** START OF RECORDS FOR THIS TASK **

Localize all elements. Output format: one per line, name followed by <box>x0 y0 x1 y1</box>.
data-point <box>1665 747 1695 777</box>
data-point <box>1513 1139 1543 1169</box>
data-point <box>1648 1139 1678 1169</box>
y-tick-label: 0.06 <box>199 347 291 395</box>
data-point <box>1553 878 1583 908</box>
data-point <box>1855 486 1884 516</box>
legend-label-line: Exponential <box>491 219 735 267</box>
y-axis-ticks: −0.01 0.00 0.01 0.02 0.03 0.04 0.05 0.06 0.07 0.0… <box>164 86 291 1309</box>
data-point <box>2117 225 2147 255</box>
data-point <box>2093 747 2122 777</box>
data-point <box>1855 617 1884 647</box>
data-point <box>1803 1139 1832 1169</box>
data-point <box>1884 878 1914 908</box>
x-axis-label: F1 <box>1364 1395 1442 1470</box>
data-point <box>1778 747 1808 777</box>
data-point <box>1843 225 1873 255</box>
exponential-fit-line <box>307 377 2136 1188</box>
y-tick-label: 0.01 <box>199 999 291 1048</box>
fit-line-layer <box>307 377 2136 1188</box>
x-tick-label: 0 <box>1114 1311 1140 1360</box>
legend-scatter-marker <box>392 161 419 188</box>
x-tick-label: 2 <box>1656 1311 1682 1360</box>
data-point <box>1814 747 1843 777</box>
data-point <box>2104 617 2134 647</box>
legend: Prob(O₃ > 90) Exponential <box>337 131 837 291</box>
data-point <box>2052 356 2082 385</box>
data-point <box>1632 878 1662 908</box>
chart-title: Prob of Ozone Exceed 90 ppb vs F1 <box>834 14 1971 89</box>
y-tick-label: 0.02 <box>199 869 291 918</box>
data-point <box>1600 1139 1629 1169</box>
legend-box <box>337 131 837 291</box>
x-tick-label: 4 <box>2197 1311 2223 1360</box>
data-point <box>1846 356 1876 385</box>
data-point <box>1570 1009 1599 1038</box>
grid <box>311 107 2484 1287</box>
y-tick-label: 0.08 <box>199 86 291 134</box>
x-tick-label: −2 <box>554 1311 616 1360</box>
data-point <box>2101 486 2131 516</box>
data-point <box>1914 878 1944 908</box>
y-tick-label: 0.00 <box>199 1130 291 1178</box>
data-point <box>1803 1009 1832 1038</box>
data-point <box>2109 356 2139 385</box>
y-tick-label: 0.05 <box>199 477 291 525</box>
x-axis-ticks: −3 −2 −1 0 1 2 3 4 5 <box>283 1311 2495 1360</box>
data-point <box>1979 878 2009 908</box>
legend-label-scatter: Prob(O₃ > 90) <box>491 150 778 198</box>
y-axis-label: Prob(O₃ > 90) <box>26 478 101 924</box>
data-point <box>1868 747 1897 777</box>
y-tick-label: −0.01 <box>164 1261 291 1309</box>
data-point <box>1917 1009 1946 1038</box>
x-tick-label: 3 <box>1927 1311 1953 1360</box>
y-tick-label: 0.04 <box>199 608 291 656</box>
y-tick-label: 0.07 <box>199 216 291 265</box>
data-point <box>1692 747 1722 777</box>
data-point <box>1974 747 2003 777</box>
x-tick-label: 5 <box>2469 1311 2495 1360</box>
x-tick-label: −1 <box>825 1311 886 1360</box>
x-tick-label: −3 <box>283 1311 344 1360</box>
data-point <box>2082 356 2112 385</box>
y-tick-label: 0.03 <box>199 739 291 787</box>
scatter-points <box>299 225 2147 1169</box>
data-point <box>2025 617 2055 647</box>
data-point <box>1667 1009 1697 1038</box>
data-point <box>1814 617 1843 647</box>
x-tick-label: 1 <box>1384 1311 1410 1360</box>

** END OF RECORDS FOR THIS TASK **

# TASK TO COMPLETE
Give the lines of the records above as a numbered list, leaving out any blank lines.

# RESPONSE TO THIS TASK
1. Localize all elements. Output format: one per line, name followed by <box>x0 y0 x1 y1</box>.
2. data-point <box>1665 747 1695 777</box>
3. data-point <box>1513 1139 1543 1169</box>
4. data-point <box>1648 1139 1678 1169</box>
5. y-tick-label: 0.06 <box>199 347 291 395</box>
6. data-point <box>1553 878 1583 908</box>
7. data-point <box>1855 486 1884 516</box>
8. legend-label-line: Exponential <box>491 219 735 267</box>
9. y-axis-ticks: −0.01 0.00 0.01 0.02 0.03 0.04 0.05 0.06 0.07 0.0… <box>164 86 291 1309</box>
10. data-point <box>2117 225 2147 255</box>
11. data-point <box>2093 747 2122 777</box>
12. data-point <box>1855 617 1884 647</box>
13. data-point <box>1803 1139 1832 1169</box>
14. data-point <box>1884 878 1914 908</box>
15. x-axis-label: F1 <box>1364 1395 1442 1470</box>
16. data-point <box>1778 747 1808 777</box>
17. data-point <box>1843 225 1873 255</box>
18. exponential-fit-line <box>307 377 2136 1188</box>
19. y-tick-label: 0.01 <box>199 999 291 1048</box>
20. fit-line-layer <box>307 377 2136 1188</box>
21. x-tick-label: 0 <box>1114 1311 1140 1360</box>
22. legend-scatter-marker <box>392 161 419 188</box>
23. x-tick-label: 2 <box>1656 1311 1682 1360</box>
24. data-point <box>1814 747 1843 777</box>
25. data-point <box>2104 617 2134 647</box>
26. legend: Prob(O₃ > 90) Exponential <box>337 131 837 291</box>
27. data-point <box>2052 356 2082 385</box>
28. data-point <box>1632 878 1662 908</box>
29. chart-title: Prob of Ozone Exceed 90 ppb vs F1 <box>834 14 1971 89</box>
30. y-tick-label: 0.02 <box>199 869 291 918</box>
31. data-point <box>1600 1139 1629 1169</box>
32. legend-box <box>337 131 837 291</box>
33. x-tick-label: 4 <box>2197 1311 2223 1360</box>
34. data-point <box>1846 356 1876 385</box>
35. data-point <box>1570 1009 1599 1038</box>
36. grid <box>311 107 2484 1287</box>
37. y-tick-label: 0.08 <box>199 86 291 134</box>
38. x-tick-label: −2 <box>554 1311 616 1360</box>
39. data-point <box>2101 486 2131 516</box>
40. data-point <box>1914 878 1944 908</box>
41. y-tick-label: 0.00 <box>199 1130 291 1178</box>
42. data-point <box>1803 1009 1832 1038</box>
43. data-point <box>2109 356 2139 385</box>
44. y-tick-label: 0.05 <box>199 477 291 525</box>
45. x-axis-ticks: −3 −2 −1 0 1 2 3 4 5 <box>283 1311 2495 1360</box>
46. data-point <box>1979 878 2009 908</box>
47. legend-label-scatter: Prob(O₃ > 90) <box>491 150 778 198</box>
48. y-axis-label: Prob(O₃ > 90) <box>26 478 101 924</box>
49. data-point <box>1868 747 1897 777</box>
50. y-tick-label: −0.01 <box>164 1261 291 1309</box>
51. data-point <box>1917 1009 1946 1038</box>
52. x-tick-label: 3 <box>1927 1311 1953 1360</box>
53. y-tick-label: 0.04 <box>199 608 291 656</box>
54. y-tick-label: 0.07 <box>199 216 291 265</box>
55. data-point <box>1692 747 1722 777</box>
56. data-point <box>1974 747 2003 777</box>
57. x-tick-label: 5 <box>2469 1311 2495 1360</box>
58. x-tick-label: −1 <box>825 1311 886 1360</box>
59. x-tick-label: −3 <box>283 1311 344 1360</box>
60. data-point <box>2082 356 2112 385</box>
61. y-tick-label: 0.03 <box>199 739 291 787</box>
62. scatter-points <box>299 225 2147 1169</box>
63. data-point <box>2025 617 2055 647</box>
64. data-point <box>1667 1009 1697 1038</box>
65. data-point <box>1814 617 1843 647</box>
66. x-tick-label: 1 <box>1384 1311 1410 1360</box>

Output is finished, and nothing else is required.